§ Written instruction
From the listing, collect all lines containing the word "placeholder".

§ Stored data
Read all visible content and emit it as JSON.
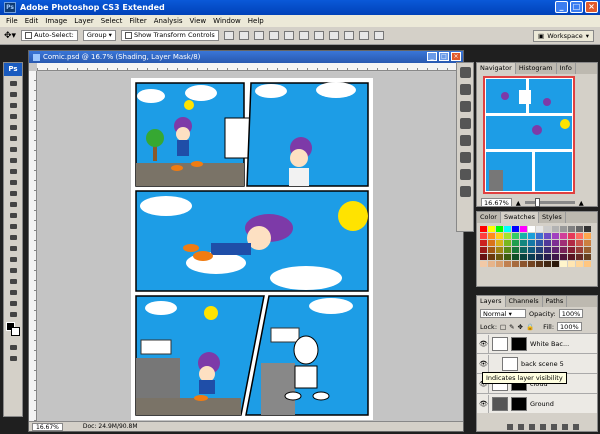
{
  "app": {
    "title": "Adobe Photoshop CS3 Extended",
    "logo": "Ps"
  },
  "menu": [
    "File",
    "Edit",
    "Image",
    "Layer",
    "Select",
    "Filter",
    "Analysis",
    "View",
    "Window",
    "Help"
  ],
  "options": {
    "auto_select_label": "Auto-Select:",
    "auto_select_value": "Group",
    "transform_label": "Show Transform Controls",
    "workspace_label": "Workspace"
  },
  "document": {
    "title": "Comic.psd @ 16.7% (Shading, Layer Mask/8)",
    "zoom": "16.67%",
    "doc_size": "Doc: 24.9M/90.8M"
  },
  "navigator": {
    "tabs": [
      "Navigator",
      "Histogram",
      "Info"
    ],
    "zoom": "16.67%"
  },
  "swatches": {
    "tabs": [
      "Color",
      "Swatches",
      "Styles"
    ],
    "colors": [
      "#ff0000",
      "#ffff00",
      "#00ff00",
      "#00ffff",
      "#0000ff",
      "#ff00ff",
      "#ffffff",
      "#e6e6e6",
      "#cccccc",
      "#b3b3b3",
      "#999999",
      "#808080",
      "#666666",
      "#333333",
      "#ff4040",
      "#ff8c1a",
      "#ffd11a",
      "#a6e22e",
      "#33cc66",
      "#1ab2a8",
      "#1a9fd9",
      "#3d6fd1",
      "#6a4bc6",
      "#a23fbf",
      "#d13f9a",
      "#e6395a",
      "#ff6f61",
      "#ffa64d",
      "#cc2020",
      "#d9731a",
      "#d9b21a",
      "#79b81f",
      "#1f9e4d",
      "#14877f",
      "#1478a6",
      "#2d54a3",
      "#4f3899",
      "#7d2e93",
      "#a02e76",
      "#b22a44",
      "#cc554a",
      "#cc8040",
      "#991818",
      "#a35713",
      "#a38613",
      "#5a8a17",
      "#177539",
      "#0f655f",
      "#0f5a7d",
      "#22407a",
      "#3b2a73",
      "#5e226e",
      "#782258",
      "#851f33",
      "#993f37",
      "#996030",
      "#661010",
      "#6b390c",
      "#6b580c",
      "#3c5c0f",
      "#0f4e26",
      "#0a433f",
      "#0a3c53",
      "#162b52",
      "#271c4d",
      "#3f1749",
      "#50163b",
      "#591522",
      "#662a25",
      "#664020",
      "#f2c9a6",
      "#e6b48a",
      "#d9a070",
      "#c08050",
      "#a66a3d",
      "#8c552e",
      "#734421",
      "#593418",
      "#402510",
      "#2b180a",
      "#fff5cc",
      "#ffe6b3",
      "#ffd699",
      "#ffc680"
    ]
  },
  "layers": {
    "tabs": [
      "Layers",
      "Channels",
      "Paths"
    ],
    "blend": "Normal",
    "opacity_label": "Opacity:",
    "opacity": "100%",
    "lock_label": "Lock:",
    "fill_label": "Fill:",
    "fill": "100%",
    "items": [
      {
        "name": "White Bac..."
      },
      {
        "name": "back scene 5"
      },
      {
        "name": "cloud"
      },
      {
        "name": "Ground"
      }
    ],
    "tooltip": "Indicates layer visibility"
  }
}
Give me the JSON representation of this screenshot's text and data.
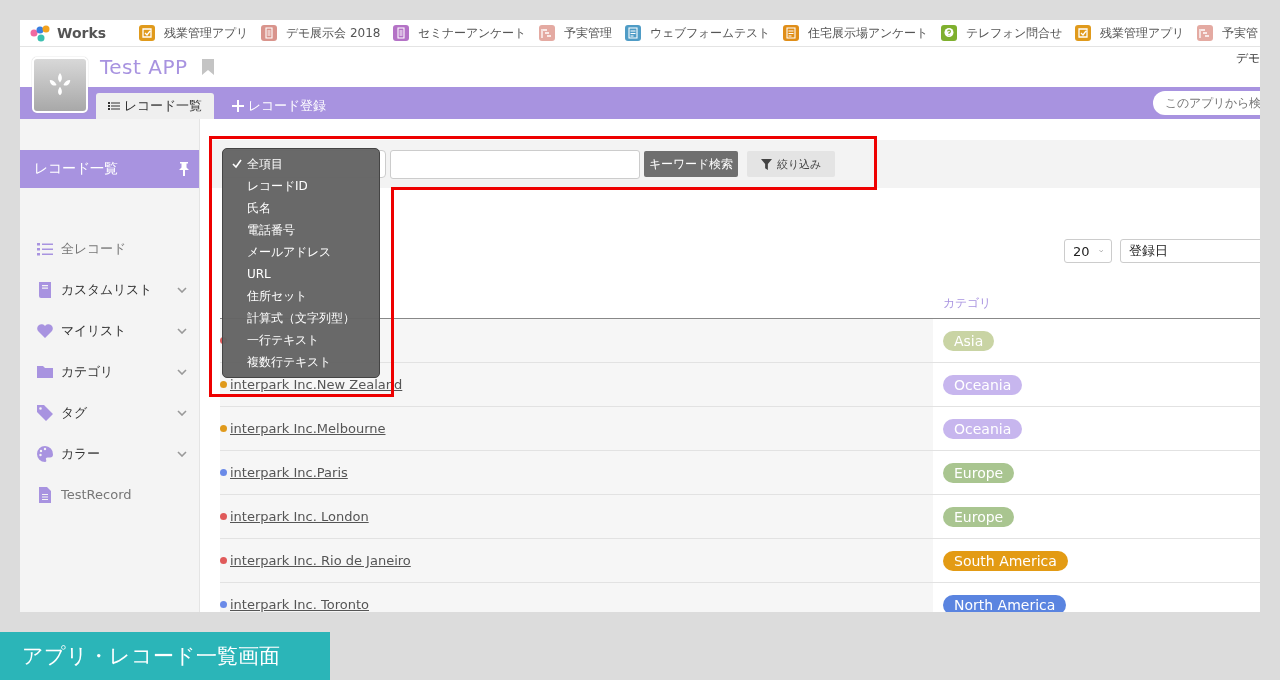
{
  "apps": [
    {
      "label": "残業管理アプリ",
      "kind": "check",
      "color": "#e09a1c"
    },
    {
      "label": "デモ展示会 2018",
      "kind": "doc",
      "color": "#d9948c"
    },
    {
      "label": "セミナーアンケート",
      "kind": "doc",
      "color": "#b472c6"
    },
    {
      "label": "予実管理",
      "kind": "gantt",
      "color": "#e4aaa2"
    },
    {
      "label": "ウェブフォームテスト",
      "kind": "form",
      "color": "#4f9cc6"
    },
    {
      "label": "住宅展示場アンケート",
      "kind": "form",
      "color": "#e08e18"
    },
    {
      "label": "テレフォン問合せ",
      "kind": "question",
      "color": "#7fb02e"
    },
    {
      "label": "残業管理アプリ",
      "kind": "check",
      "color": "#e09a1c"
    },
    {
      "label": "予実管",
      "kind": "gantt",
      "color": "#e4aaa2"
    }
  ],
  "logo_text": "Works",
  "user_label": "デモ",
  "app_title": "Test APP",
  "tabs": [
    {
      "label": "レコード一覧",
      "selected": true
    },
    {
      "label": "レコード登録",
      "selected": false
    }
  ],
  "app_search": {
    "placeholder": "このアプリから検"
  },
  "sidebar": {
    "header": "レコード一覧",
    "items": [
      {
        "label": "全レコード",
        "kind": "link"
      },
      {
        "label": "カスタムリスト",
        "kind": "group"
      },
      {
        "label": "マイリスト",
        "kind": "group"
      },
      {
        "label": "カテゴリ",
        "kind": "group"
      },
      {
        "label": "タグ",
        "kind": "group"
      },
      {
        "label": "カラー",
        "kind": "group"
      },
      {
        "label": "TestRecord",
        "kind": "link"
      }
    ]
  },
  "toolbar": {
    "search_button": "キーワード検索",
    "filter_button": "絞り込み"
  },
  "field_menu": [
    {
      "label": "全項目",
      "selected": true
    },
    {
      "label": "レコードID",
      "selected": false
    },
    {
      "label": "氏名",
      "selected": false
    },
    {
      "label": "電話番号",
      "selected": false
    },
    {
      "label": "メールアドレス",
      "selected": false
    },
    {
      "label": "URL",
      "selected": false
    },
    {
      "label": "住所セット",
      "selected": false
    },
    {
      "label": "計算式（文字列型）",
      "selected": false
    },
    {
      "label": "一行テキスト",
      "selected": false
    },
    {
      "label": "複数行テキスト",
      "selected": false
    }
  ],
  "per_page": "20",
  "sort": "登録日",
  "table": {
    "columns": [
      "カテゴリ"
    ],
    "rows": [
      {
        "color": "#e05a5a",
        "category": {
          "label": "Asia",
          "color": "#c9d4a4"
        }
      },
      {
        "name": "interpark Inc.New Zealand",
        "color": "#e09a1c",
        "category": {
          "label": "Oceania",
          "color": "#c7b6ee"
        }
      },
      {
        "name": "interpark Inc.Melbourne",
        "color": "#e09a1c",
        "category": {
          "label": "Oceania",
          "color": "#c7b6ee"
        }
      },
      {
        "name": "interpark Inc.Paris",
        "color": "#6a8ae8",
        "category": {
          "label": "Europe",
          "color": "#a9c590"
        }
      },
      {
        "name": "interpark Inc. London",
        "color": "#e05a5a",
        "category": {
          "label": "Europe",
          "color": "#a9c590"
        }
      },
      {
        "name": "interpark Inc. Rio de Janeiro",
        "color": "#e05a5a",
        "category": {
          "label": "South America",
          "color": "#e39b14"
        }
      },
      {
        "name": "interpark Inc. Toronto",
        "color": "#6a8ae8",
        "category": {
          "label": "North America",
          "color": "#5a84e0"
        }
      }
    ]
  },
  "caption": "アプリ・レコード一覧画面"
}
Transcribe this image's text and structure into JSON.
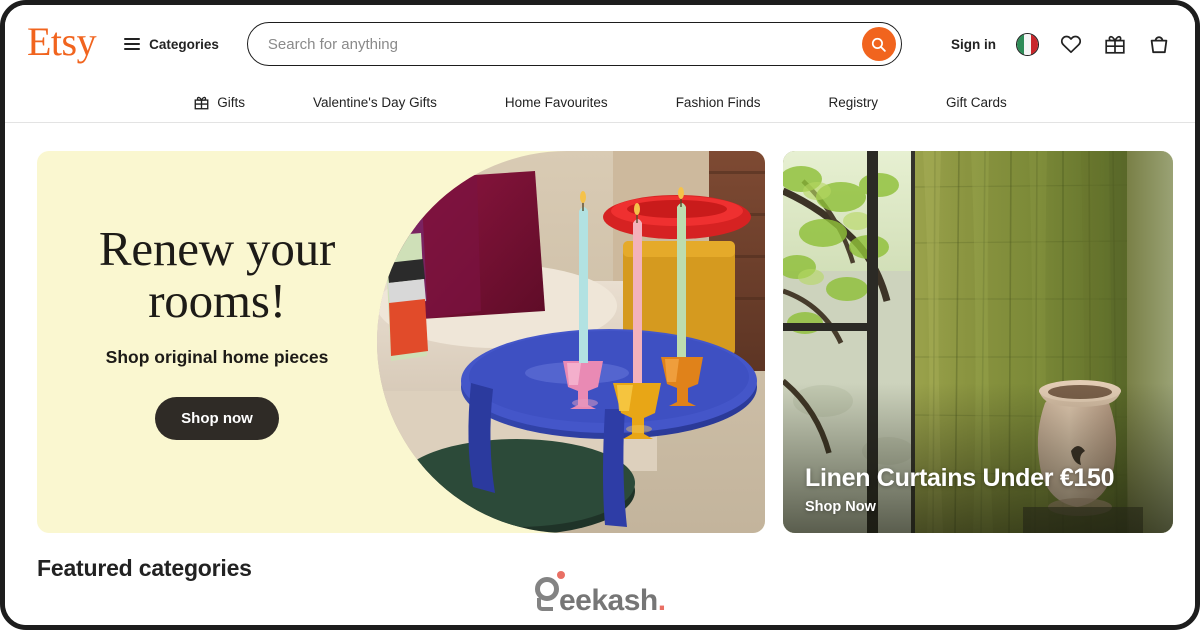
{
  "brand": {
    "logo_text": "Etsy",
    "logo_color": "#F1641E"
  },
  "header": {
    "categories_label": "Categories",
    "search": {
      "placeholder": "Search for anything",
      "value": "",
      "submit_icon": "search-icon"
    },
    "sign_in_label": "Sign in",
    "locale_flag": {
      "name": "italy-flag-icon",
      "stripes": [
        "#2E8B57",
        "#F5F5F5",
        "#C8262B"
      ]
    },
    "icons": [
      {
        "name": "heart-icon",
        "label": "Favourites"
      },
      {
        "name": "gift-icon",
        "label": "Gift mode"
      },
      {
        "name": "cart-icon",
        "label": "Cart"
      }
    ]
  },
  "nav": {
    "items": [
      {
        "label": "Gifts",
        "icon": "gift-icon"
      },
      {
        "label": "Valentine's Day Gifts",
        "icon": ""
      },
      {
        "label": "Home Favourites",
        "icon": ""
      },
      {
        "label": "Fashion Finds",
        "icon": ""
      },
      {
        "label": "Registry",
        "icon": ""
      },
      {
        "label": "Gift Cards",
        "icon": ""
      }
    ]
  },
  "hero_left": {
    "headline_line1": "Renew your",
    "headline_line2": "rooms!",
    "subheadline": "Shop original home pieces",
    "cta_label": "Shop now",
    "background_color": "#FAF7D0",
    "cta_background": "#2F2B26",
    "image_alt": "Twisted taper candles in coloured glass holders on a blue side table"
  },
  "hero_right": {
    "title": "Linen Curtains Under €150",
    "cta_label": "Shop Now",
    "image_alt": "Olive green linen curtain by a window with terracotta vase"
  },
  "bottom": {
    "featured_heading": "Featured categories"
  },
  "watermark": {
    "wordmark": "eekash",
    "period": ".",
    "mark_color": "#7D7D7D",
    "accent_color": "#E8685C"
  }
}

§ Answer in full
    "placeholder": "このアプリから検"
      "placeholder": "Search for anything",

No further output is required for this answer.